-- Start of Given data --
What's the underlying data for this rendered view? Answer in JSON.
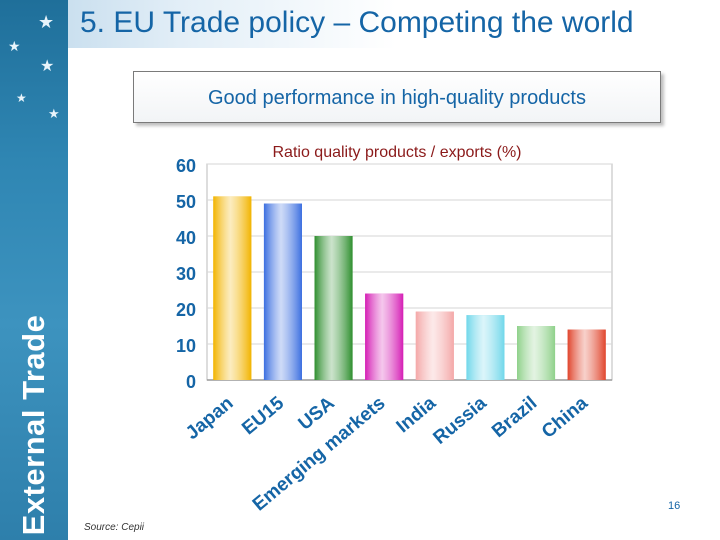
{
  "slide": {
    "title": "5. EU Trade policy – Competing the world",
    "subtitle": "Good performance in high-quality products",
    "sidebar_text": "External Trade",
    "source": "Source: Cepii",
    "page_number": "16",
    "icons": [
      "star-icon"
    ]
  },
  "chart_data": {
    "type": "bar",
    "title": "Ratio quality products / exports (%)",
    "xlabel": "",
    "ylabel": "",
    "categories": [
      "Japan",
      "EU15",
      "USA",
      "Emerging markets",
      "India",
      "Russia",
      "Brazil",
      "China"
    ],
    "values": [
      51,
      49,
      40,
      24,
      19,
      18,
      15,
      14
    ],
    "ylim": [
      0,
      60
    ],
    "yticks": [
      0,
      10,
      20,
      30,
      40,
      50,
      60
    ],
    "grid": true,
    "colors": [
      "#f2b400",
      "#3c6fe0",
      "#2f8f2f",
      "#d51fb5",
      "#f4a8a8",
      "#70d7ea",
      "#8fd18a",
      "#e0452d"
    ],
    "tick_label_color": "#1565a6",
    "title_color": "#8b1a1a"
  }
}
-- End of Given data --
■ **Written exercise**
Restate the whole of the material word for word without the pictures.

■ **Output of the exercise**
What's the underlying data for this rendered view? Answer in JSON.
{
  "slide": {
    "title": "5. EU Trade policy – Competing the world",
    "subtitle": "Good performance in high-quality products",
    "sidebar_text": "External Trade",
    "source": "Source: Cepii",
    "page_number": "16",
    "icons": [
      "star-icon"
    ]
  },
  "chart_data": {
    "type": "bar",
    "title": "Ratio quality products / exports (%)",
    "xlabel": "",
    "ylabel": "",
    "categories": [
      "Japan",
      "EU15",
      "USA",
      "Emerging markets",
      "India",
      "Russia",
      "Brazil",
      "China"
    ],
    "values": [
      51,
      49,
      40,
      24,
      19,
      18,
      15,
      14
    ],
    "ylim": [
      0,
      60
    ],
    "yticks": [
      0,
      10,
      20,
      30,
      40,
      50,
      60
    ],
    "grid": true,
    "colors": [
      "#f2b400",
      "#3c6fe0",
      "#2f8f2f",
      "#d51fb5",
      "#f4a8a8",
      "#70d7ea",
      "#8fd18a",
      "#e0452d"
    ],
    "tick_label_color": "#1565a6",
    "title_color": "#8b1a1a"
  }
}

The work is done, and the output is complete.